#### WHAT THE TASK ASKS
Pictures stay out of the copy; restate everything else in the material exactly.

#### INPUT ROWS
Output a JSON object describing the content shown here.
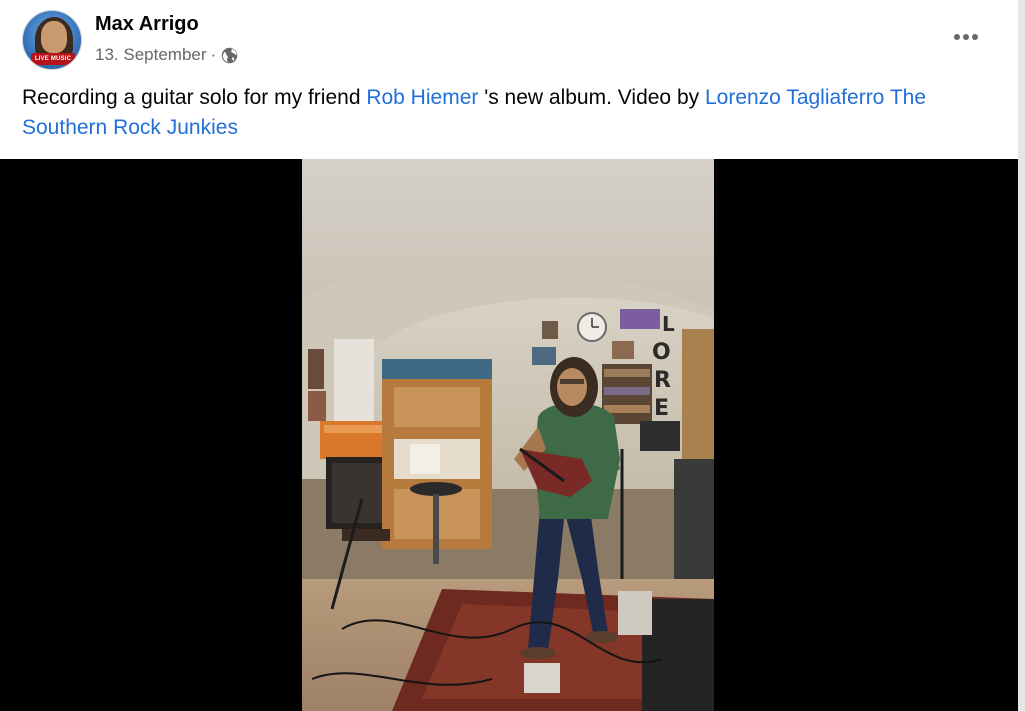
{
  "post": {
    "author": {
      "name": "Max Arrigo",
      "avatar_badge": "LIVE MUSIC"
    },
    "date": "13. September",
    "separator": "·",
    "audience_icon": "globe-icon",
    "more_icon": "more-horizontal-icon",
    "caption": {
      "text_before": "Recording a guitar solo for my friend ",
      "mention_1": "Rob Hiemer",
      "text_middle": " 's new album. Video by ",
      "mention_2": "Lorenzo Tagliaferro",
      "text_space": " ",
      "mention_3": "The Southern Rock Junkies"
    },
    "video": {
      "wall_letters": [
        "L",
        "O",
        "R",
        "E"
      ]
    }
  },
  "colors": {
    "link": "#216fdb",
    "text_primary": "#050505",
    "text_secondary": "#65676b",
    "background": "#ffffff",
    "video_background": "#000000"
  }
}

#### WORKED ANSWER
Output a JSON object describing the content shown here.
{
  "post": {
    "author": {
      "name": "Max Arrigo",
      "avatar_badge": "LIVE MUSIC"
    },
    "date": "13. September",
    "separator": "·",
    "audience_icon": "globe-icon",
    "more_icon": "more-horizontal-icon",
    "caption": {
      "text_before": "Recording a guitar solo for my friend ",
      "mention_1": "Rob Hiemer",
      "text_middle": " 's new album. Video by ",
      "mention_2": "Lorenzo Tagliaferro",
      "text_space": " ",
      "mention_3": "The Southern Rock Junkies"
    },
    "video": {
      "wall_letters": [
        "L",
        "O",
        "R",
        "E"
      ]
    }
  },
  "colors": {
    "link": "#216fdb",
    "text_primary": "#050505",
    "text_secondary": "#65676b",
    "background": "#ffffff",
    "video_background": "#000000"
  }
}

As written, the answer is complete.